--- start MATERIAL FOR THIS EXERCISE ---
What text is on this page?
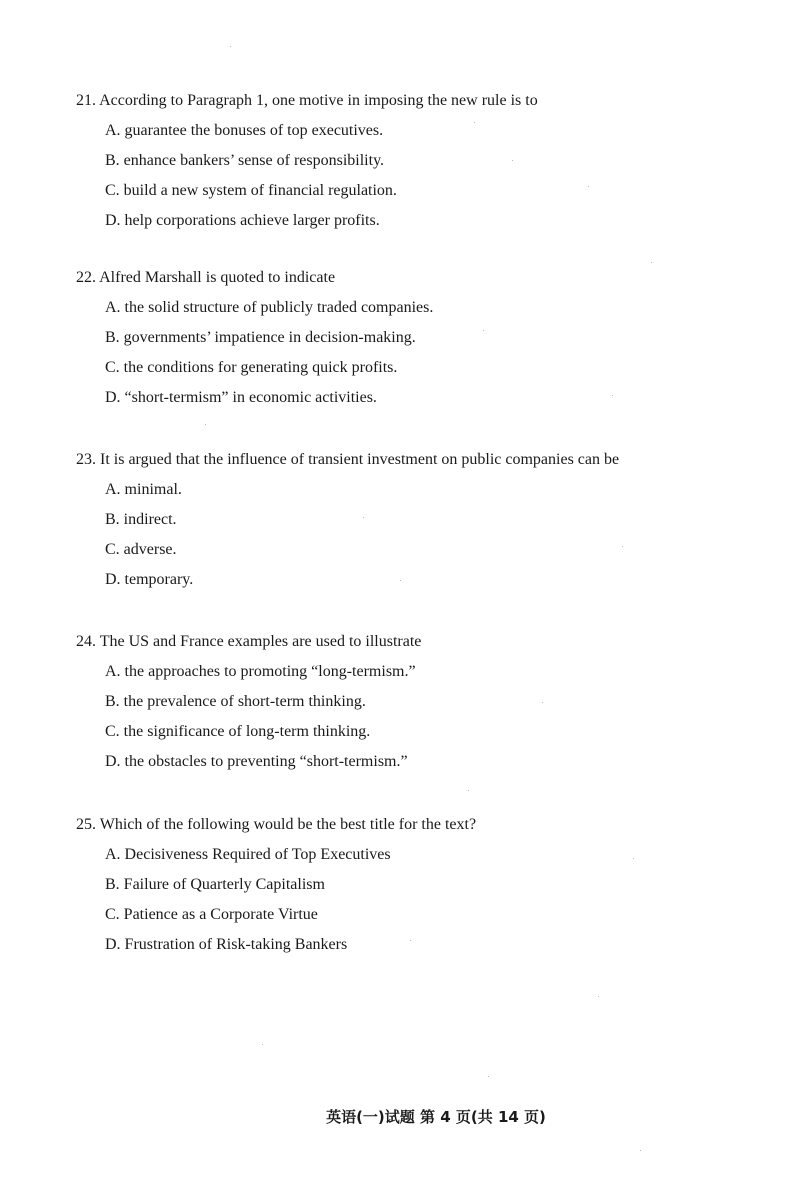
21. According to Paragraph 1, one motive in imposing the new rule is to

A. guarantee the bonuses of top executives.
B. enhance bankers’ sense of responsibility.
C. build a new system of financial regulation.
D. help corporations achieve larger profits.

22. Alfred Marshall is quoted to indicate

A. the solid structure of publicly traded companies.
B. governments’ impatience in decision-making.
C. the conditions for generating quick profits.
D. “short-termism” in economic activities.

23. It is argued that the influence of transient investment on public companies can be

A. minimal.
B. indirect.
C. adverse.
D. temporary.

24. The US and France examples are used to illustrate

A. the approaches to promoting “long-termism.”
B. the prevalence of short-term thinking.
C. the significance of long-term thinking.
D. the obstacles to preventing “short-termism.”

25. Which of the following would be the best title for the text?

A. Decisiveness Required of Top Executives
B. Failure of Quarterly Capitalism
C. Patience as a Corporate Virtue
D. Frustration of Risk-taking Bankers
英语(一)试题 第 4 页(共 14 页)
--- end MATERIAL FOR THIS EXERCISE ---
--- start MATERIAL FOR THIS EXERCISE ---
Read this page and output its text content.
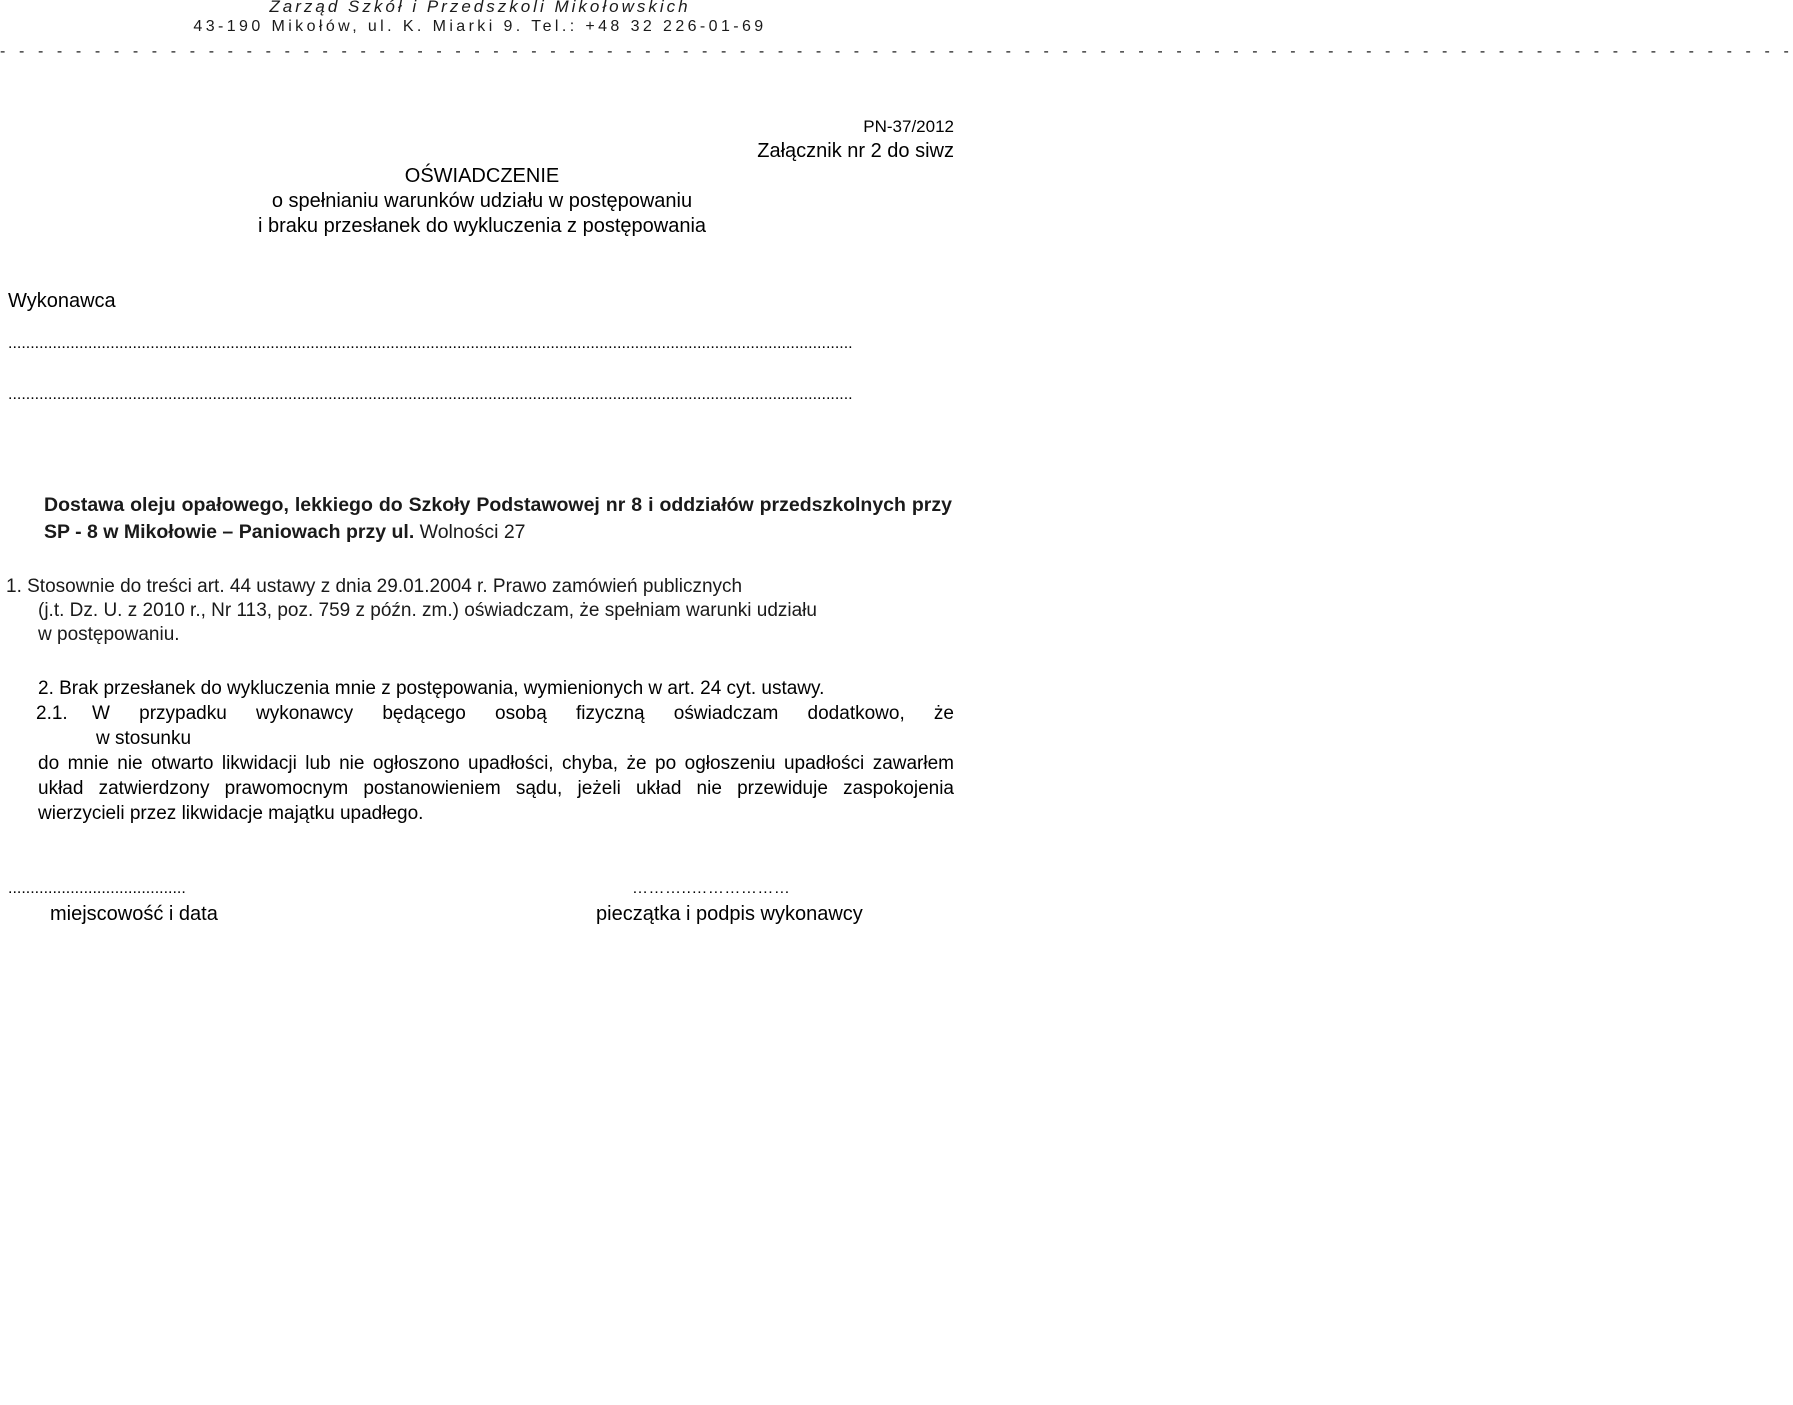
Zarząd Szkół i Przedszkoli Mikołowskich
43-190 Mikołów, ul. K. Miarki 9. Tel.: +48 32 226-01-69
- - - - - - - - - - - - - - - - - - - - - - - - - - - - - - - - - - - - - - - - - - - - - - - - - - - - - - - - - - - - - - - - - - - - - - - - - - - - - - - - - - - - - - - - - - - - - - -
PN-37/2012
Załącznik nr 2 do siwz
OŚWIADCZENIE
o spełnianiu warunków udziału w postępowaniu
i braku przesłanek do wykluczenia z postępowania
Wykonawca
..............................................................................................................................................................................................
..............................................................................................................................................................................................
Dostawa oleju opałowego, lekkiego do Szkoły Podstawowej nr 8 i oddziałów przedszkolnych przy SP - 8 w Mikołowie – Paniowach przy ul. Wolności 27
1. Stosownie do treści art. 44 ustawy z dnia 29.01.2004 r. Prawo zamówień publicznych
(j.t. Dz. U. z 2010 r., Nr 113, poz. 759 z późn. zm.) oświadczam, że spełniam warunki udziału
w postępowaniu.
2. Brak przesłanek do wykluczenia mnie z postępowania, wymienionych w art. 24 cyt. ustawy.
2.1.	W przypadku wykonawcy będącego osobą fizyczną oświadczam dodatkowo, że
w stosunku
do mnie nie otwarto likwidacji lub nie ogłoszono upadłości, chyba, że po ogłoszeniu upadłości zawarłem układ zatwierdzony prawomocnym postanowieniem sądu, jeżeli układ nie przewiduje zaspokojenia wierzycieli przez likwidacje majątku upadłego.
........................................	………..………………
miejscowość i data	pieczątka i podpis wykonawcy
--- end MATERIAL FOR THIS EXERCISE ---
SHORT EXERCISE
Scan the records for the string "postępowaniu". Copy each line in which it appears.

RESULT FOR THIS TASK
o spełnianiu warunków udziału w postępowaniu
w postępowaniu.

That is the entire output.